#### Records supplied ####

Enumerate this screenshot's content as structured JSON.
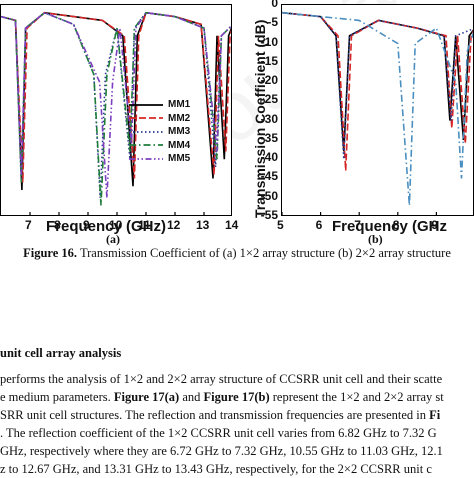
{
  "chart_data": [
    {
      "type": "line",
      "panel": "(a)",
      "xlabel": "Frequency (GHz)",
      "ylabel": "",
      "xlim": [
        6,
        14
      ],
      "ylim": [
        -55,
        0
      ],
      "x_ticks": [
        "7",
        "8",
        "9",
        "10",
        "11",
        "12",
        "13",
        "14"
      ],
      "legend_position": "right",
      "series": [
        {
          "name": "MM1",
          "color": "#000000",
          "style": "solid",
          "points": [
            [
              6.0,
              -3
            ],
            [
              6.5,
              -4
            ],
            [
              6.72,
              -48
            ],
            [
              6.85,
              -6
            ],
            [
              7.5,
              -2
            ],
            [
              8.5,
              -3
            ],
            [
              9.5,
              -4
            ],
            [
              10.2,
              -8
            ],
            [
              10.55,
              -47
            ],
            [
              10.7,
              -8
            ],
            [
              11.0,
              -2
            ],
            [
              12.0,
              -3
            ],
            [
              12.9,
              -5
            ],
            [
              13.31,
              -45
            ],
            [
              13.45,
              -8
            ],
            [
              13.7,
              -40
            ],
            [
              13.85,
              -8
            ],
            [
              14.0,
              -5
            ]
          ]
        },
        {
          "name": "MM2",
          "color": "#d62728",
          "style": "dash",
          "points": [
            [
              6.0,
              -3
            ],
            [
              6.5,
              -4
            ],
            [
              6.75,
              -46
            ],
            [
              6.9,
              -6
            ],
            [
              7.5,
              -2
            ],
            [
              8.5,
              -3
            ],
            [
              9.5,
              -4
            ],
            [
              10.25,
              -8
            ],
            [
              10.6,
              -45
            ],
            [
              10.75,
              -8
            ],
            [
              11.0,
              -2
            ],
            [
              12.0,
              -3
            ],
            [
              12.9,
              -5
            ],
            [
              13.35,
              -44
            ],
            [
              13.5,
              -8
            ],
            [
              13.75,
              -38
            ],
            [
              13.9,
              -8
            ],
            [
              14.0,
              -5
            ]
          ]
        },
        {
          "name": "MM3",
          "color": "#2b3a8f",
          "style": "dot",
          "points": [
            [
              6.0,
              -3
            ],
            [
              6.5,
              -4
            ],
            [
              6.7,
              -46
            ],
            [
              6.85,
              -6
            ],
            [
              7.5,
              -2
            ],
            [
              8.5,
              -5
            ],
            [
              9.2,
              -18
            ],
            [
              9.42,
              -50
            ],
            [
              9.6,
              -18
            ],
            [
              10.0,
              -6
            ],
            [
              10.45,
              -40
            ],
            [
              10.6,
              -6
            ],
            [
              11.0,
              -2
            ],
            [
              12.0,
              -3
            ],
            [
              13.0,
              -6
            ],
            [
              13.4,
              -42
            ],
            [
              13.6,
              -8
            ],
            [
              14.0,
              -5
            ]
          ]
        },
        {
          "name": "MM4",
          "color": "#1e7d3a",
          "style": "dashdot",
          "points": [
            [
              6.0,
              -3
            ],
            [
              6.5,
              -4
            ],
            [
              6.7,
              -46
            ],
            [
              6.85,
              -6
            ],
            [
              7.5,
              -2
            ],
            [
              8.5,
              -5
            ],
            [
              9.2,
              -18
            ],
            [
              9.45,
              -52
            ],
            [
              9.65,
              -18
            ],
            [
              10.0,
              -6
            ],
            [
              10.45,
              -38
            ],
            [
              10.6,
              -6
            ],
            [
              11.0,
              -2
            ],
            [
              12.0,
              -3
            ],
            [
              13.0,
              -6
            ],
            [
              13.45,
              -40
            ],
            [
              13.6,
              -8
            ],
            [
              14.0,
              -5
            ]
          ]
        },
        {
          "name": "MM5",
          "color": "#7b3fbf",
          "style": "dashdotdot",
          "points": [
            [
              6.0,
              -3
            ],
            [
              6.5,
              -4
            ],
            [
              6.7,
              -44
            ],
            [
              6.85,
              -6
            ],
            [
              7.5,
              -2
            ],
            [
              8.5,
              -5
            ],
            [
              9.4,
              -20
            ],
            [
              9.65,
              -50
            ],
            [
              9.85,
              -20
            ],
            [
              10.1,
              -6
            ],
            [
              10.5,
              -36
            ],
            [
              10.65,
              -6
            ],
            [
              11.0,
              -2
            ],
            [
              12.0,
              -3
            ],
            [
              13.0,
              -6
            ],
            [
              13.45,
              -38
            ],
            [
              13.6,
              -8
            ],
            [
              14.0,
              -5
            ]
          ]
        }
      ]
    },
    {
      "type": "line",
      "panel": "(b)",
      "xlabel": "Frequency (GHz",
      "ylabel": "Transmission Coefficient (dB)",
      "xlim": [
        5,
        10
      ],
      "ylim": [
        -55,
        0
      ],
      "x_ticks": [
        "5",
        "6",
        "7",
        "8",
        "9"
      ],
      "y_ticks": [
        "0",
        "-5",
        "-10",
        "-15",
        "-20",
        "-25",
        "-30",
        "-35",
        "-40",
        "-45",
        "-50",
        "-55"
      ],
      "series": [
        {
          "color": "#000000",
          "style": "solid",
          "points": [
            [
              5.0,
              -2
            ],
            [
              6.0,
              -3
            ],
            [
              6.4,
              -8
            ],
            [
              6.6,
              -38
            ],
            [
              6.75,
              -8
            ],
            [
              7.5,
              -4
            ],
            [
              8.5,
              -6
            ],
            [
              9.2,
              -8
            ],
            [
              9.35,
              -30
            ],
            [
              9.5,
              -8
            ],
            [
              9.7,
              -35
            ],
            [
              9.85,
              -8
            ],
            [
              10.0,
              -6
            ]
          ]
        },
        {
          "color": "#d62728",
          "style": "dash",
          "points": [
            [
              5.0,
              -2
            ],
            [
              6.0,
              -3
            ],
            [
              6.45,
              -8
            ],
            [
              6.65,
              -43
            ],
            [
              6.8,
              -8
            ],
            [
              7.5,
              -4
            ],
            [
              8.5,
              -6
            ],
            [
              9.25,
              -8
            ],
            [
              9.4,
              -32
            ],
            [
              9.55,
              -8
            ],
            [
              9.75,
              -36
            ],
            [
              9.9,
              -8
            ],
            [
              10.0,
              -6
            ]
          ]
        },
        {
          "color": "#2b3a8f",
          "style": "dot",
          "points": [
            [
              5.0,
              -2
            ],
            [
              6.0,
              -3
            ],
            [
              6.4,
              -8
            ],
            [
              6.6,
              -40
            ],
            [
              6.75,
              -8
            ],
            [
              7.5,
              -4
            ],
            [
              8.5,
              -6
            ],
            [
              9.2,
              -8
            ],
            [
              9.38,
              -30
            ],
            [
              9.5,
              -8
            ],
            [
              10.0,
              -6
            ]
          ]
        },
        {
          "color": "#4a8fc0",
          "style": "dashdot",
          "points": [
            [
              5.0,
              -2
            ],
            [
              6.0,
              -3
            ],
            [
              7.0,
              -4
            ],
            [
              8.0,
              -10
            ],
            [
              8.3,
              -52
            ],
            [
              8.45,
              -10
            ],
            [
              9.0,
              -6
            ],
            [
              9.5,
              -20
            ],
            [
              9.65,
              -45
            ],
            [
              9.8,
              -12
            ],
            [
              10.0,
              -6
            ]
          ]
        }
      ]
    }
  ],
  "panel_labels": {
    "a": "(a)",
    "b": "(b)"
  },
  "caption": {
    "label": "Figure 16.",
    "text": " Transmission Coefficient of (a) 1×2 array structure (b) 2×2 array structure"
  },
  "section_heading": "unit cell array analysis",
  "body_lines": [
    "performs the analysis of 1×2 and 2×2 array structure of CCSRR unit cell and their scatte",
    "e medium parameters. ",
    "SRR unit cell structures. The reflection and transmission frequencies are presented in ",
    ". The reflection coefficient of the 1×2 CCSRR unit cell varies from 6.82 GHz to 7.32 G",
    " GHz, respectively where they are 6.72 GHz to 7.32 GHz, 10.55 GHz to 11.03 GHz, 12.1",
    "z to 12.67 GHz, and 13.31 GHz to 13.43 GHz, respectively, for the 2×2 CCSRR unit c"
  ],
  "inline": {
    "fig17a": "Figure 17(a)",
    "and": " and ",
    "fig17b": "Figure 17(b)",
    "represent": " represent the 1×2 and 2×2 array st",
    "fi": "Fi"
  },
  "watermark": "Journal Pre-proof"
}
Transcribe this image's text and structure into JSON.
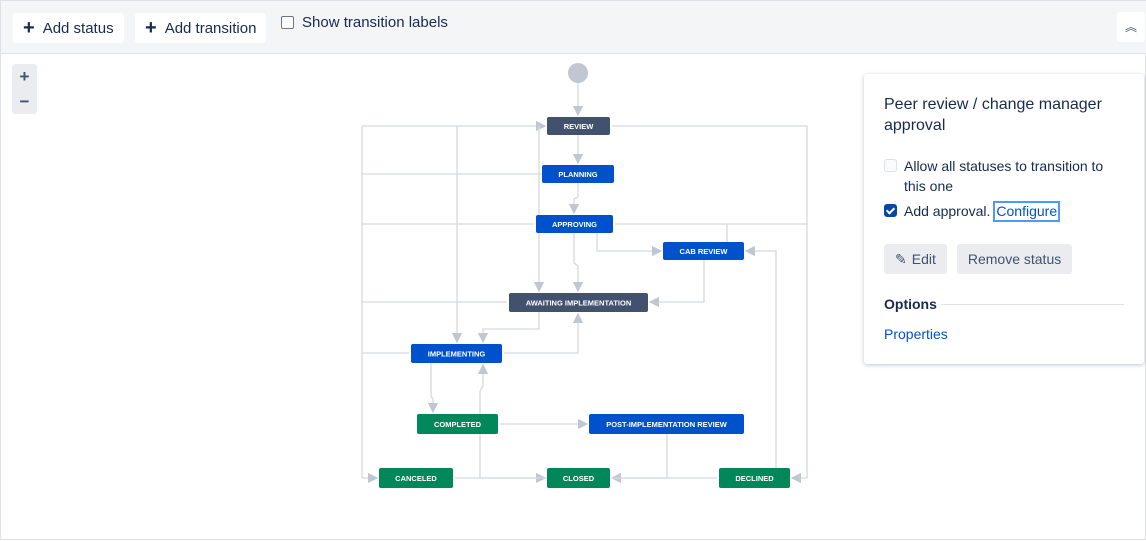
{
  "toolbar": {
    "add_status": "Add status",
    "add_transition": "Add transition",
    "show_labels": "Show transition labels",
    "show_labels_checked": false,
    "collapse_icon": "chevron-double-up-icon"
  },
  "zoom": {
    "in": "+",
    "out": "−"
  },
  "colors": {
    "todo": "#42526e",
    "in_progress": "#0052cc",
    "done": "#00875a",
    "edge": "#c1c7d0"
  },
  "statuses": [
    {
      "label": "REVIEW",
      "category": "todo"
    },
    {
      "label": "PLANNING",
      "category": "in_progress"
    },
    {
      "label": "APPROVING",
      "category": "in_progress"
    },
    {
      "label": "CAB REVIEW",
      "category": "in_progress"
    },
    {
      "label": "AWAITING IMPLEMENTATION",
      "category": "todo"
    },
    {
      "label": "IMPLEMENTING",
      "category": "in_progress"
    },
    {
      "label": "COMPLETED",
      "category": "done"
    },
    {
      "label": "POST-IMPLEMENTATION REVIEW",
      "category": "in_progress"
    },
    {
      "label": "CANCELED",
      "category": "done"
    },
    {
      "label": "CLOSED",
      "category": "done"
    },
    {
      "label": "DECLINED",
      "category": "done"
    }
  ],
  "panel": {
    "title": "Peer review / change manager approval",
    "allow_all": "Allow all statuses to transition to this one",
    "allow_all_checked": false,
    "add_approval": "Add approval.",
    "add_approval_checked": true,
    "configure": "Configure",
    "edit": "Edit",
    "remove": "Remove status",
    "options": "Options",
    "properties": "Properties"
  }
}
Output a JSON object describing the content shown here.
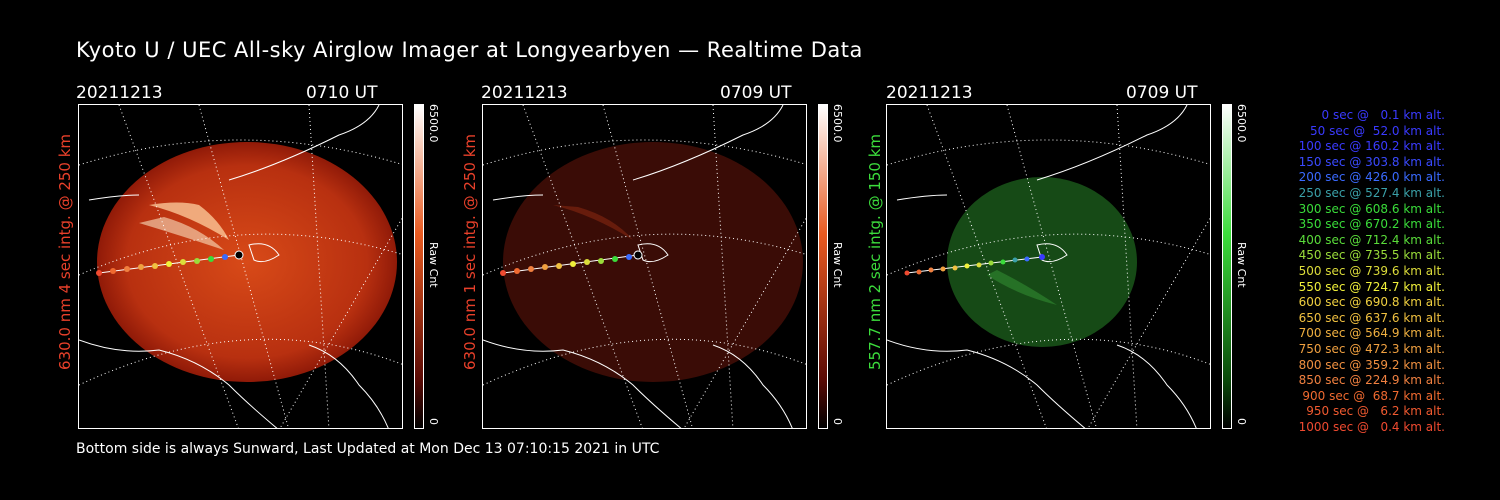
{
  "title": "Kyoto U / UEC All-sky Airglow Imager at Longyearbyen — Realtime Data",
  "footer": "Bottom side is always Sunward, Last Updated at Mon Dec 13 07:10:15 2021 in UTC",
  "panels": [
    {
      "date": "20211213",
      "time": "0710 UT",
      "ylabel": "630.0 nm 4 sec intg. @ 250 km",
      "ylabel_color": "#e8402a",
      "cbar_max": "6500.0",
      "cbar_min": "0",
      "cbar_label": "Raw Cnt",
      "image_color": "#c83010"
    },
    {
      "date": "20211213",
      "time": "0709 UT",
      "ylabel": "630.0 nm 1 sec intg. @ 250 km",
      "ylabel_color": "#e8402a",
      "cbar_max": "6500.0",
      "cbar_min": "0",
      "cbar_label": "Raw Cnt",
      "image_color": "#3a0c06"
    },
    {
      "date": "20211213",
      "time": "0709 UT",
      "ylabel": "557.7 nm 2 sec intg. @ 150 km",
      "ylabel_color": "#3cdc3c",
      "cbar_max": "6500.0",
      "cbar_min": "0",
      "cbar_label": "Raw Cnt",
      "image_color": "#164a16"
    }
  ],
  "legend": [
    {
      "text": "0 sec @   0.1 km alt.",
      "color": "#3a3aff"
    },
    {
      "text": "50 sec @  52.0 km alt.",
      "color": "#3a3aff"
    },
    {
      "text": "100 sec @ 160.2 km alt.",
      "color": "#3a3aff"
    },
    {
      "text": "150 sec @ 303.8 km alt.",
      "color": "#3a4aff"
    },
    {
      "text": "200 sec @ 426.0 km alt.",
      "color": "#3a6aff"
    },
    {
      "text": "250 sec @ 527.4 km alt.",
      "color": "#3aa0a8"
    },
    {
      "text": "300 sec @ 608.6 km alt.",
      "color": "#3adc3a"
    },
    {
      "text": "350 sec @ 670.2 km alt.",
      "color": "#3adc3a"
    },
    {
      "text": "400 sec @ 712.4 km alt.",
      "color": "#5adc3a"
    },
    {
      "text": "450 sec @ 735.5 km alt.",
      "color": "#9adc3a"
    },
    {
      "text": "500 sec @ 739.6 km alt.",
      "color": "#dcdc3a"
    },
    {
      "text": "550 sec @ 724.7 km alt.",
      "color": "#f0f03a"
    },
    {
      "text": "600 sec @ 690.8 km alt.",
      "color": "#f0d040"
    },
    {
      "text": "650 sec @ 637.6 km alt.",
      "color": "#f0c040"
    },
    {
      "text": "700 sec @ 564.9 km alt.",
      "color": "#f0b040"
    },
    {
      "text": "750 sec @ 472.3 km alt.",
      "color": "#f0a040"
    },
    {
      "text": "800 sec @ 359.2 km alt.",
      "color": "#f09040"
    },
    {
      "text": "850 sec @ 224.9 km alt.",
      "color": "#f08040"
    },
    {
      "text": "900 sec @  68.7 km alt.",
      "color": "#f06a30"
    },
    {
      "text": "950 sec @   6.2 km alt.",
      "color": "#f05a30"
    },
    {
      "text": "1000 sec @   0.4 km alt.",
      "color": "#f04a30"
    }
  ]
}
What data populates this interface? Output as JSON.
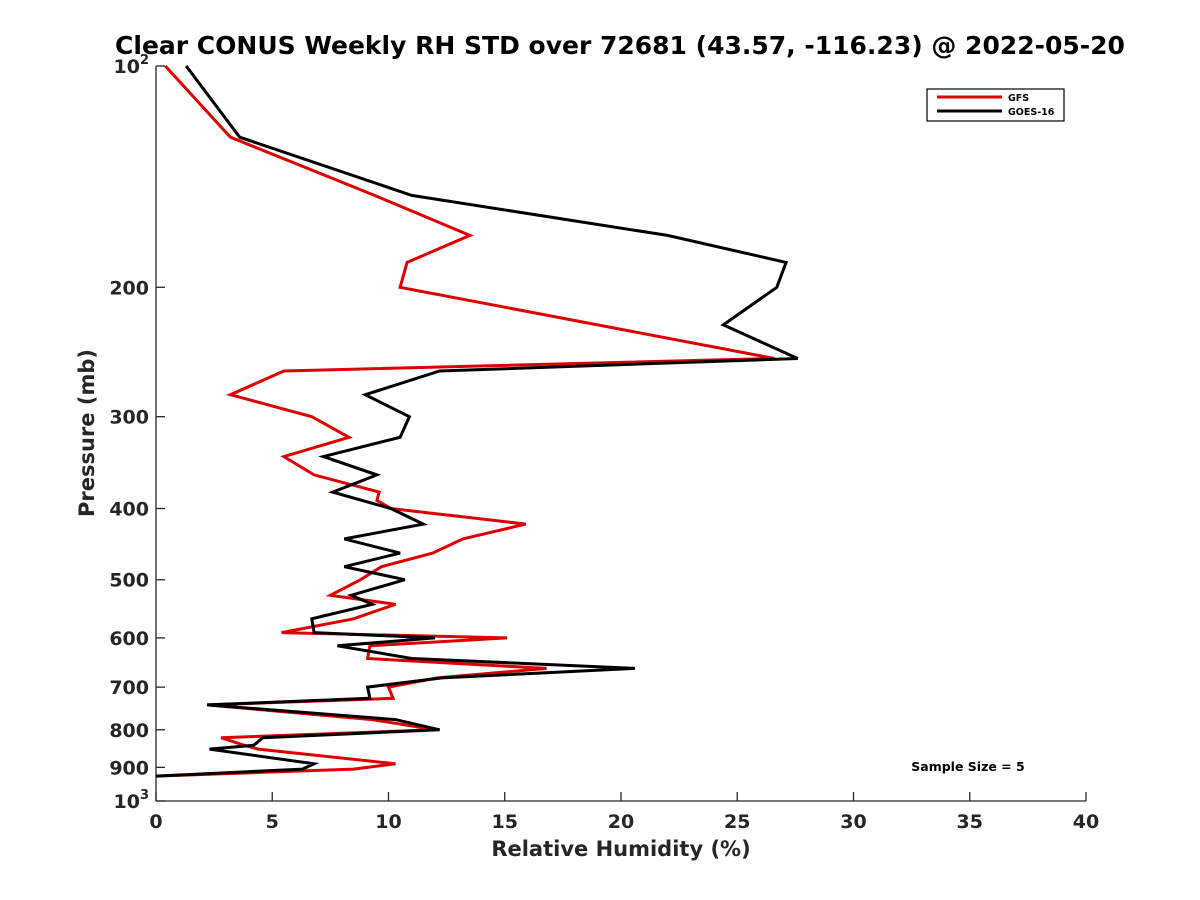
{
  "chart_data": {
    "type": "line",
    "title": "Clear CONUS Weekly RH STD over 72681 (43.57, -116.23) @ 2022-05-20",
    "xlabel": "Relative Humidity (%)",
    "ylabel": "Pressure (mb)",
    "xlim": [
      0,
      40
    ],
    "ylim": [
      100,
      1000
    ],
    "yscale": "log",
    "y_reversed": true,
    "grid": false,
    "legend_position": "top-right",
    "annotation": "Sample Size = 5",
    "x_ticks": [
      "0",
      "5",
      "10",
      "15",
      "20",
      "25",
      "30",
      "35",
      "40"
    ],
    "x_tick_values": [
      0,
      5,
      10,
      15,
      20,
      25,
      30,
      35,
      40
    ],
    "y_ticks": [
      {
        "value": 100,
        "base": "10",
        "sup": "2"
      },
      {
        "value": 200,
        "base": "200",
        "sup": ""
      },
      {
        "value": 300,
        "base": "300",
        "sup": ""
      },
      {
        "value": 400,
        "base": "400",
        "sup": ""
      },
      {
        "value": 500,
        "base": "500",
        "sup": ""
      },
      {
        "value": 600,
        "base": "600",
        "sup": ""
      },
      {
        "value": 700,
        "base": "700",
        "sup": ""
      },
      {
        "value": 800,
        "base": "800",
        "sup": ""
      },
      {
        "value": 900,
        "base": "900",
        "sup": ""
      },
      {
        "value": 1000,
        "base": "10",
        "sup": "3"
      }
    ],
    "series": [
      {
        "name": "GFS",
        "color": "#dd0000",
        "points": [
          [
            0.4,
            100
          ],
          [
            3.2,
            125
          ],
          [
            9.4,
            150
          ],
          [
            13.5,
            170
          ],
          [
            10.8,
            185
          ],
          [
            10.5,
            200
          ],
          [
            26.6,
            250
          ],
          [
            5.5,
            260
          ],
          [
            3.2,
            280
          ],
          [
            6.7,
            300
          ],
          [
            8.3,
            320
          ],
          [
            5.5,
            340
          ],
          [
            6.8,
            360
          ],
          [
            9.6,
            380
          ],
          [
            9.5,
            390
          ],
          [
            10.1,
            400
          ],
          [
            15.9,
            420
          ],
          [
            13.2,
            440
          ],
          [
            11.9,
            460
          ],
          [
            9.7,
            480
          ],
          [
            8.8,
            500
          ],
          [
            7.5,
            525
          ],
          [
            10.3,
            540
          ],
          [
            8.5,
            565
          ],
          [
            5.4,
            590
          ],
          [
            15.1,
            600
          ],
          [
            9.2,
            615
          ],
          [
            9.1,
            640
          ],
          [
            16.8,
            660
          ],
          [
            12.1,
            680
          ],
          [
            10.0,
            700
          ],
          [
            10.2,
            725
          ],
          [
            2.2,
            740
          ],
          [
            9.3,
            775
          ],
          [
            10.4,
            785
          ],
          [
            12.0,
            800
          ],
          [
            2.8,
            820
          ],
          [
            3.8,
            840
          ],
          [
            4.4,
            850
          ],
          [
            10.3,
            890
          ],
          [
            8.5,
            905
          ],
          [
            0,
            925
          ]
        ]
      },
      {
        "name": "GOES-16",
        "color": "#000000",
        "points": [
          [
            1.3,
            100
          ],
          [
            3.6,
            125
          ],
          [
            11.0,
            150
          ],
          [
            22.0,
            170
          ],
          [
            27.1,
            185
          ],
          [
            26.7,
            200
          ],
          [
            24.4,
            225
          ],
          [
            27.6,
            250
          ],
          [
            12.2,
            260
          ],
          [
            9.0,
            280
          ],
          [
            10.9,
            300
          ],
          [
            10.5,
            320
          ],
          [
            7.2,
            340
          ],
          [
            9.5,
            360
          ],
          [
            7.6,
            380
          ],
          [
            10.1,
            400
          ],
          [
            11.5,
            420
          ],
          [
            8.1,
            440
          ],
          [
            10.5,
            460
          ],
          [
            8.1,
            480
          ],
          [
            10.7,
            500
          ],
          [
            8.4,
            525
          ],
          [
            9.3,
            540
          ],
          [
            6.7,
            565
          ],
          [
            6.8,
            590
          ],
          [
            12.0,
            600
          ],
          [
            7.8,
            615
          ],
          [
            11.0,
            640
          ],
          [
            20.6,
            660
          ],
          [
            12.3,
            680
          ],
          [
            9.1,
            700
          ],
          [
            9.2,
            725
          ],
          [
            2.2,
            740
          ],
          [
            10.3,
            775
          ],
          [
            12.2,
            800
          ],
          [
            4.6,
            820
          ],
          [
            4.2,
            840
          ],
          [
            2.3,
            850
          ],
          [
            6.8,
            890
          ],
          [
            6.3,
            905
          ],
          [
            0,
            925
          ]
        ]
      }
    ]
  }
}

####

◆ **What you will do**
Search the data for "title". Copy every matching line.

◆ **Result for this exercise**
    "title": "Peer review / change manager approval",
  "title": "Kyoto U / UEC All-sky Airglow Imager at Longyearbyen — Realtime Data",
    "title": "Clear CONUS Weekly RH STD over 72681 (43.57, -116.23) @ 2022-05-20",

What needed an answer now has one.